▶ [EXERCISE DESCRIPTION]: Show every line in the records below that contains the word "Index".

▶ [GIVEN RECORDS]:
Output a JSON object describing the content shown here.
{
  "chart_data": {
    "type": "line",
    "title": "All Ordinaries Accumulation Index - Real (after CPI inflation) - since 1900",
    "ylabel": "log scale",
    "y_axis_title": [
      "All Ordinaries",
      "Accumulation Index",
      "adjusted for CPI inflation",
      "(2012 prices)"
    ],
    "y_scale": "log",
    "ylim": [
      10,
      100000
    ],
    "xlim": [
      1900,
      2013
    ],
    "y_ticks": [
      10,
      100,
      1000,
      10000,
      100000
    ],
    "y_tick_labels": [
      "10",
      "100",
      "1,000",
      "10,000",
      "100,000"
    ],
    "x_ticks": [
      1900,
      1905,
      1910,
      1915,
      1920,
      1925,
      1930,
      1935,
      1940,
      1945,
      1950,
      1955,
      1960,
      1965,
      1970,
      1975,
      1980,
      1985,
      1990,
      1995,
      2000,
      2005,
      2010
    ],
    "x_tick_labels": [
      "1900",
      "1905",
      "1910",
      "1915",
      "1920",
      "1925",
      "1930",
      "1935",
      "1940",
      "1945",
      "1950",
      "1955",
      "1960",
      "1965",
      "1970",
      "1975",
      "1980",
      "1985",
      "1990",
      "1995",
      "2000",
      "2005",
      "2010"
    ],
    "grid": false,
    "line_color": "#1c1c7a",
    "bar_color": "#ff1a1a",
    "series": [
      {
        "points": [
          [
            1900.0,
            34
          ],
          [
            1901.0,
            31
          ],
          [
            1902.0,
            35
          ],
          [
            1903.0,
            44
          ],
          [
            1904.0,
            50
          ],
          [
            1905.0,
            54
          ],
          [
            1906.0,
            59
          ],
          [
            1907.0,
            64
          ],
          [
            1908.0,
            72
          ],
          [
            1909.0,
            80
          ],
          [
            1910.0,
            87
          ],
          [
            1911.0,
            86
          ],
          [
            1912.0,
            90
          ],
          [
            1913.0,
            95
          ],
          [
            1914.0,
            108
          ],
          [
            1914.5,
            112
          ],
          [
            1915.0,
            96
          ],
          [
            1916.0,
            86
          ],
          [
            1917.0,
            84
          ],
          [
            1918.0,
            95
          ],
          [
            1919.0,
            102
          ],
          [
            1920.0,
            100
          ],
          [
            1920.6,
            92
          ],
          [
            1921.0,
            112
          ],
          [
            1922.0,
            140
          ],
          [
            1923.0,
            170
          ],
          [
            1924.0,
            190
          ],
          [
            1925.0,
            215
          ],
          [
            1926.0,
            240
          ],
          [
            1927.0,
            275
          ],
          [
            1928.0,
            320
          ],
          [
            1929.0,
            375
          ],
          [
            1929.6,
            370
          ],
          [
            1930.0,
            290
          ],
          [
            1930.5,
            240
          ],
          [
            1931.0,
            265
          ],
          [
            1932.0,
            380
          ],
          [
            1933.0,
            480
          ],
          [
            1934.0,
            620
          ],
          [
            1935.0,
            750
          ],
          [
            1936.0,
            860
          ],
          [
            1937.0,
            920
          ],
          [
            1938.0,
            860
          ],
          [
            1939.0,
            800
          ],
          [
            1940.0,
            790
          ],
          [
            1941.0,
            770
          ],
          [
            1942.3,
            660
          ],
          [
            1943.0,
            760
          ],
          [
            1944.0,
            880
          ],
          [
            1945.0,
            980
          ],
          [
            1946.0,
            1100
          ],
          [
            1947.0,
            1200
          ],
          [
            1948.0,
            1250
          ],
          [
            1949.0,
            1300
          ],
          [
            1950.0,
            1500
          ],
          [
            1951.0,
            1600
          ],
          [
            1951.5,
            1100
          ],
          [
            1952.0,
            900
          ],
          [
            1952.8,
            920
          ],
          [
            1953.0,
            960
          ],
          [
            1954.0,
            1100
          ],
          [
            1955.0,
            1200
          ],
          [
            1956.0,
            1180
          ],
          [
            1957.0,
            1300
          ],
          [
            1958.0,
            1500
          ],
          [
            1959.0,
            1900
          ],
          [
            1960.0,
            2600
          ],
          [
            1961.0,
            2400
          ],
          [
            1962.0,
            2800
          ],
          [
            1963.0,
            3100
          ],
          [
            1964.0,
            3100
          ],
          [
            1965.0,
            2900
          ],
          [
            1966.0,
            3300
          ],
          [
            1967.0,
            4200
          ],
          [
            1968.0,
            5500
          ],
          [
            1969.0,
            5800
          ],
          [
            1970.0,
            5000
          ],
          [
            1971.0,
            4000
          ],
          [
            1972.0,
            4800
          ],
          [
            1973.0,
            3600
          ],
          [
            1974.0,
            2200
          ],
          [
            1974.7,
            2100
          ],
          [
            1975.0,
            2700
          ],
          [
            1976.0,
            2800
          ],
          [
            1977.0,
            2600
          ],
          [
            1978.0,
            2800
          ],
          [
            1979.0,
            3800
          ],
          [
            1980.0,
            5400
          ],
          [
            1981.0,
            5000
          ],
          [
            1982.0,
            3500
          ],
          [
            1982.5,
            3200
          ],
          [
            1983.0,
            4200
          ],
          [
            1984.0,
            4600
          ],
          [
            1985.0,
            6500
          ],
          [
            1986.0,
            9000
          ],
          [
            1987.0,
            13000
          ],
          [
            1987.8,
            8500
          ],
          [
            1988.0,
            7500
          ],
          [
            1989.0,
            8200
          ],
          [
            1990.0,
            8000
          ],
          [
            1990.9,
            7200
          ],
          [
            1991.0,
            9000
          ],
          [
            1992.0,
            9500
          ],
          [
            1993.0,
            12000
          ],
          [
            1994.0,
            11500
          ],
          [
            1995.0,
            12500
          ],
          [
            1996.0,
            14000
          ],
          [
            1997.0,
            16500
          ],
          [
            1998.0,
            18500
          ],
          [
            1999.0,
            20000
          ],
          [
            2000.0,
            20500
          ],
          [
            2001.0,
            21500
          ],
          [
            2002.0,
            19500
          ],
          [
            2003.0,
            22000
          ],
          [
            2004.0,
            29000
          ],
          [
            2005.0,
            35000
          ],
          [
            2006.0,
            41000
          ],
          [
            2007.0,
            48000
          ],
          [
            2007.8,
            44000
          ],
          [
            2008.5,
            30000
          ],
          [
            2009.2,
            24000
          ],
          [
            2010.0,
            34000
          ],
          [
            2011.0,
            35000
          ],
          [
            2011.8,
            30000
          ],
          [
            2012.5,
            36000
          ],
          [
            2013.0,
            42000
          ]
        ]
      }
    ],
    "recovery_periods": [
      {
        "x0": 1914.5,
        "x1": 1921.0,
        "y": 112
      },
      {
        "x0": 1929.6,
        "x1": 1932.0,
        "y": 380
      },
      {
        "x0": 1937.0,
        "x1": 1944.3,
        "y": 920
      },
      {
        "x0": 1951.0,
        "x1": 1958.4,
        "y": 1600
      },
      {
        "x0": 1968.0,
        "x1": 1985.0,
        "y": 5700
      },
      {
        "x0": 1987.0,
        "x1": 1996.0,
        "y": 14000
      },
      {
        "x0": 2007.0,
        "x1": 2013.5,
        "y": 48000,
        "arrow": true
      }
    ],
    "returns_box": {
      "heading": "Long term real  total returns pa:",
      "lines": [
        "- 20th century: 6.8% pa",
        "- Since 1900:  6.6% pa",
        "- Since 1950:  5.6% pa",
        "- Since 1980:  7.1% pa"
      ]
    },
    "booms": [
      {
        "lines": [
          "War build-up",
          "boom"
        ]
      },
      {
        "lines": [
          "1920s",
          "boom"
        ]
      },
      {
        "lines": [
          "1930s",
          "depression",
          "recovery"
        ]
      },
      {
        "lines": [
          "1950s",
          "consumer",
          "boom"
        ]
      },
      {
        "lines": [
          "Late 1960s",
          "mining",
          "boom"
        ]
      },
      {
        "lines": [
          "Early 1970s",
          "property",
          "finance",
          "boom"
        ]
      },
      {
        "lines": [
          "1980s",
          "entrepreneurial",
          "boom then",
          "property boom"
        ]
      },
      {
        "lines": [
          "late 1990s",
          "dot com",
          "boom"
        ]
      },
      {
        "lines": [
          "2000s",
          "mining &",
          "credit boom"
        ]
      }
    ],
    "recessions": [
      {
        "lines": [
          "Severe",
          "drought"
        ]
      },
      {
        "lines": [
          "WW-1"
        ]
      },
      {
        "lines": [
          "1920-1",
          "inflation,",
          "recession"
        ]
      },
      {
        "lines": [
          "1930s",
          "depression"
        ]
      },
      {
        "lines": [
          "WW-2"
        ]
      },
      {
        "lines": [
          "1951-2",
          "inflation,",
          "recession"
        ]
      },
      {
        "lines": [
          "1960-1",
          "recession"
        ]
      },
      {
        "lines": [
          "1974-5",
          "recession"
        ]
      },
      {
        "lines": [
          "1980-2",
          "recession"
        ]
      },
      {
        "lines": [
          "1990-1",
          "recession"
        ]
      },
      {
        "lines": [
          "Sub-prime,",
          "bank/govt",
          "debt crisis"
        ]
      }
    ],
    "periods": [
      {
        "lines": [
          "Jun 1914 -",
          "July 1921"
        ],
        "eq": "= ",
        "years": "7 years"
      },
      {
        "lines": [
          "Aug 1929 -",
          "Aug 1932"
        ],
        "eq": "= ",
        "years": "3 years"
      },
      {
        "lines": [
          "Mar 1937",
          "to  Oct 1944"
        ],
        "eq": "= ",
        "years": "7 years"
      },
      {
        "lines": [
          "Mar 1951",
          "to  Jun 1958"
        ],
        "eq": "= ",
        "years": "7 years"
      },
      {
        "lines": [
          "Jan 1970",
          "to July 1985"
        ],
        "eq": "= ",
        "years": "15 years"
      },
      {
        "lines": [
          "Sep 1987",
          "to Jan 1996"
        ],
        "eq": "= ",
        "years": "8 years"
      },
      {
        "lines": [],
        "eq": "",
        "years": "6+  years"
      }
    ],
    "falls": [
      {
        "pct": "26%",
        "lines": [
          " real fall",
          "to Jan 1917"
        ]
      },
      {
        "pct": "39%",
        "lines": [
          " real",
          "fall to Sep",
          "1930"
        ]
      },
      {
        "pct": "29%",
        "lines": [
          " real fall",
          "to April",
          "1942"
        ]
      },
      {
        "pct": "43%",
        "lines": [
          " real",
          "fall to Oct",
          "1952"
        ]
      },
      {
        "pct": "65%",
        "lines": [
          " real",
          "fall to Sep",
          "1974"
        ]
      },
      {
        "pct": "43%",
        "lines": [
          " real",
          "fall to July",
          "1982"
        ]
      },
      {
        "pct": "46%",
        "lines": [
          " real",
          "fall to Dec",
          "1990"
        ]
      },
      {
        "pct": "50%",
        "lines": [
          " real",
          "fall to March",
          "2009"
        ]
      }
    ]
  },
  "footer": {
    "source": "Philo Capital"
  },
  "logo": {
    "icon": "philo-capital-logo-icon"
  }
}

▶ [ANSWER FOR THIS EXERCISE]:
    "title": "All Ordinaries Accumulation Index - Real (after CPI inflation) - since 1900",
      "Accumulation Index",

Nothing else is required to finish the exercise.